Problem statement:
Reproduce the material word for word, from its first line through the line containing "The transmitter 102 is at (72, 78).", both included.

Record extracts:
-=-=-=-=-
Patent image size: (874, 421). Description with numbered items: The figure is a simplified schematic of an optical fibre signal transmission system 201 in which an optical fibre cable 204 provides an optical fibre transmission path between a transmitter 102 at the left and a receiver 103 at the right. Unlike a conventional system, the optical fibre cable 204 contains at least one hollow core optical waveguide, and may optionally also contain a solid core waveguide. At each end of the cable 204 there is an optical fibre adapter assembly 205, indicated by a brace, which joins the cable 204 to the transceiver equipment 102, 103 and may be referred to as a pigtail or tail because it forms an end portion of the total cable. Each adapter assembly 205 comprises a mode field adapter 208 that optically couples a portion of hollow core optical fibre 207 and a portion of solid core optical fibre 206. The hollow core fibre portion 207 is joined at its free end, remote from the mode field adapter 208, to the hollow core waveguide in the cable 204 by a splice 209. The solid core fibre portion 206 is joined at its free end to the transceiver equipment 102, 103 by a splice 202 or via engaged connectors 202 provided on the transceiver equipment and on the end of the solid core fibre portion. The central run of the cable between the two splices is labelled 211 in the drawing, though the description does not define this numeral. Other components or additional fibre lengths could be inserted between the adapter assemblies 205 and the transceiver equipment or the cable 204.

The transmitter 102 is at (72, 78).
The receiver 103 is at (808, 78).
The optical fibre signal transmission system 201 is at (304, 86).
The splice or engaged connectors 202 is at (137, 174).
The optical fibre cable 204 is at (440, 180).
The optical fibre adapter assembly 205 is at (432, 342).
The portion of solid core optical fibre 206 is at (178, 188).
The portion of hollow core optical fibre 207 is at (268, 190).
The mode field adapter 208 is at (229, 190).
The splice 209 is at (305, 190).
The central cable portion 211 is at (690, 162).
-=-=-=-=-
Written answer:
Patent image size: (874, 421). Description with numbered items: The figure is a simplified schematic of an optical fibre signal transmission system 201 in which an optical fibre cable 204 provides an optical fibre transmission path between a transmitter 102 at the left and a receiver 103 at the right. Unlike a conventional system, the optical fibre cable 204 contains at least one hollow core optical waveguide, and may optionally also contain a solid core waveguide. At each end of the cable 204 there is an optical fibre adapter assembly 205, indicated by a brace, which joins the cable 204 to the transceiver equipment 102, 103 and may be referred to as a pigtail or tail because it forms an end portion of the total cable. Each adapter assembly 205 comprises a mode field adapter 208 that optically couples a portion of hollow core optical fibre 207 and a portion of solid core optical fibre 206. The hollow core fibre portion 207 is joined at its free end, remote from the mode field adapter 208, to the hollow core waveguide in the cable 204 by a splice 209. The solid core fibre portion 206 is joined at its free end to the transceiver equipment 102, 103 by a splice 202 or via engaged connectors 202 provided on the transceiver equipment and on the end of the solid core fibre portion. The central run of the cable between the two splices is labelled 211 in the drawing, though the description does not define this numeral. Other components or additional fibre lengths could be inserted between the adapter assemblies 205 and the transceiver equipment or the cable 204.

The transmitter 102 is at (72, 78).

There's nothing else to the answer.